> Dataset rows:
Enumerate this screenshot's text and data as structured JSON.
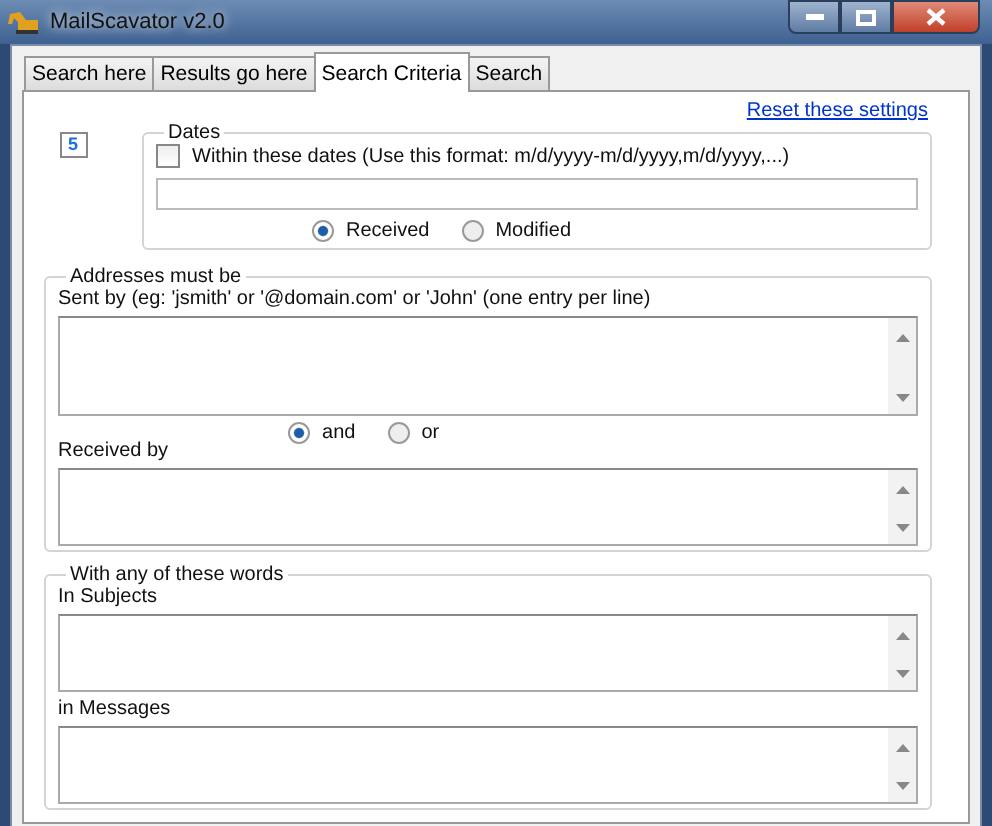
{
  "window": {
    "title": "MailScavator v2.0"
  },
  "tabs": [
    {
      "label": "Search here",
      "selected": false
    },
    {
      "label": "Results go here",
      "selected": false
    },
    {
      "label": "Search Criteria",
      "selected": true
    },
    {
      "label": "Search",
      "selected": false
    }
  ],
  "reset_link": "Reset these settings",
  "counter": "5",
  "dates": {
    "legend": "Dates",
    "within": {
      "label": "Within these dates (Use this format: m/d/yyyy-m/d/yyyy,m/d/yyyy,...)",
      "checked": false
    },
    "date_type": [
      {
        "label": "Received",
        "selected": true
      },
      {
        "label": "Modified",
        "selected": false
      }
    ]
  },
  "addresses": {
    "legend": "Addresses must be",
    "sent_by_label": "Sent by (eg: 'jsmith' or '@domain.com' or 'John' (one entry per line)",
    "received_by_label": "Received by",
    "logic": [
      {
        "label": "and",
        "selected": true
      },
      {
        "label": "or",
        "selected": false
      }
    ]
  },
  "words": {
    "legend": "With any of these words",
    "subjects_label": "In Subjects",
    "messages_label": "in Messages"
  }
}
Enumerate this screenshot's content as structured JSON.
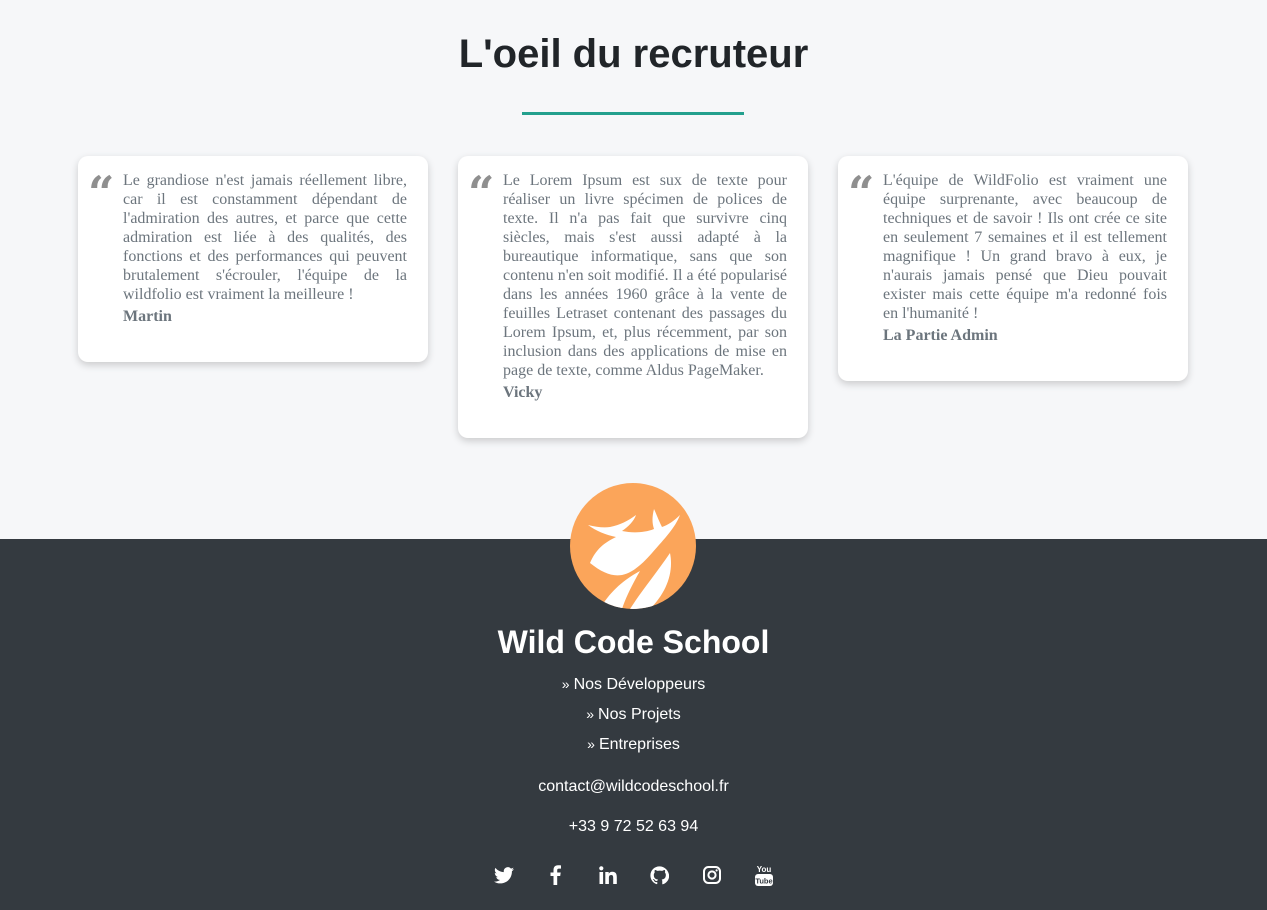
{
  "section": {
    "title": "L'oeil du recruteur"
  },
  "testimonials": [
    {
      "quote_mark": "“",
      "text": "Le grandiose n'est jamais réellement libre, car il est constamment dépendant de l'admiration des autres, et parce que cette admiration est liée à des qualités, des fonctions et des performances qui peuvent brutalement s'écrouler, l'équipe de la wildfolio est vraiment la meilleure !",
      "author": "Martin"
    },
    {
      "quote_mark": "“",
      "text": "Le Lorem Ipsum est sux de texte pour réaliser un livre spécimen de polices de texte. Il n'a pas fait que survivre cinq siècles, mais s'est aussi adapté à la bureautique informatique, sans que son contenu n'en soit modifié. Il a été popularisé dans les années 1960 grâce à la vente de feuilles Letraset contenant des passages du Lorem Ipsum, et, plus récemment, par son inclusion dans des applications de mise en page de texte, comme Aldus PageMaker.",
      "author": "Vicky"
    },
    {
      "quote_mark": "“",
      "text": "L'équipe de WildFolio est vraiment une équipe surprenante, avec beaucoup de techniques et de savoir ! Ils ont crée ce site en seulement 7 semaines et il est tellement magnifique ! Un grand bravo à eux, je n'aurais jamais pensé que Dieu pouvait exister mais cette équipe m'a redonné fois en l'humanité !",
      "author": "La Partie Admin"
    }
  ],
  "footer": {
    "logo_icon": "wild-code-school-deer-logo",
    "brand_name": "Wild Code School",
    "links": [
      {
        "chevron": "»",
        "label": "Nos Développeurs"
      },
      {
        "chevron": "»",
        "label": "Nos Projets"
      },
      {
        "chevron": "»",
        "label": "Entreprises"
      }
    ],
    "email": "contact@wildcodeschool.fr",
    "phone": "+33 9 72 52 63 94",
    "social_icons": [
      "twitter-icon",
      "facebook-icon",
      "linkedin-icon",
      "github-icon",
      "instagram-icon",
      "youtube-icon"
    ],
    "youtube_label_top": "You",
    "youtube_label_bottom": "Tube"
  },
  "colors": {
    "page_bg": "#f6f7f9",
    "accent_rule": "#23a08e",
    "footer_bg": "#343a40",
    "logo_bg": "#fba55a",
    "text_muted": "#6c757d"
  }
}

> Prompt:
Transcribe all the records above word for word, without their images.

> The result:
Enumerate this screenshot's text and data as structured JSON.
{
  "window": {
    "title": "MailScavator v2.0"
  },
  "tabs": [
    {
      "label": "Search here",
      "selected": false
    },
    {
      "label": "Results go here",
      "selected": false
    },
    {
      "label": "Search Criteria",
      "selected": true
    },
    {
      "label": "Search",
      "selected": false
    }
  ],
  "reset_link": "Reset these settings",
  "counter": "5",
  "dates": {
    "legend": "Dates",
    "within": {
      "label": "Within these dates (Use this format: m/d/yyyy-m/d/yyyy,m/d/yyyy,...)",
      "checked": false
    },
    "date_type": [
      {
        "label": "Received",
        "selected": true
      },
      {
        "label": "Modified",
        "selected": false
      }
    ]
  },
  "addresses": {
    "legend": "Addresses must be",
    "sent_by_label": "Sent by (eg: 'jsmith' or '@domain.com' or 'John' (one entry per line)",
    "received_by_label": "Received by",
    "logic": [
      {
        "label": "and",
        "selected": true
      },
      {
        "label": "or",
        "selected": false
      }
    ]
  },
  "words": {
    "legend": "With any of these words",
    "subjects_label": "In Subjects",
    "messages_label": "in Messages"
  }
}
Enumerate this screenshot's content as structured JSON.
{
  "section": {
    "title": "L'oeil du recruteur"
  },
  "testimonials": [
    {
      "quote_mark": "“",
      "text": "Le grandiose n'est jamais réellement libre, car il est constamment dépendant de l'admiration des autres, et parce que cette admiration est liée à des qualités, des fonctions et des performances qui peuvent brutalement s'écrouler, l'équipe de la wildfolio est vraiment la meilleure !",
      "author": "Martin"
    },
    {
      "quote_mark": "“",
      "text": "Le Lorem Ipsum est sux de texte pour réaliser un livre spécimen de polices de texte. Il n'a pas fait que survivre cinq siècles, mais s'est aussi adapté à la bureautique informatique, sans que son contenu n'en soit modifié. Il a été popularisé dans les années 1960 grâce à la vente de feuilles Letraset contenant des passages du Lorem Ipsum, et, plus récemment, par son inclusion dans des applications de mise en page de texte, comme Aldus PageMaker.",
      "author": "Vicky"
    },
    {
      "quote_mark": "“",
      "text": "L'équipe de WildFolio est vraiment une équipe surprenante, avec beaucoup de techniques et de savoir ! Ils ont crée ce site en seulement 7 semaines et il est tellement magnifique ! Un grand bravo à eux, je n'aurais jamais pensé que Dieu pouvait exister mais cette équipe m'a redonné fois en l'humanité !",
      "author": "La Partie Admin"
    }
  ],
  "footer": {
    "logo_icon": "wild-code-school-deer-logo",
    "brand_name": "Wild Code School",
    "links": [
      {
        "chevron": "»",
        "label": "Nos Développeurs"
      },
      {
        "chevron": "»",
        "label": "Nos Projets"
      },
      {
        "chevron": "»",
        "label": "Entreprises"
      }
    ],
    "email": "contact@wildcodeschool.fr",
    "phone": "+33 9 72 52 63 94",
    "social_icons": [
      "twitter-icon",
      "facebook-icon",
      "linkedin-icon",
      "github-icon",
      "instagram-icon",
      "youtube-icon"
    ],
    "youtube_label_top": "You",
    "youtube_label_bottom": "Tube"
  },
  "colors": {
    "page_bg": "#f6f7f9",
    "accent_rule": "#23a08e",
    "footer_bg": "#343a40",
    "logo_bg": "#fba55a",
    "text_muted": "#6c757d"
  }
}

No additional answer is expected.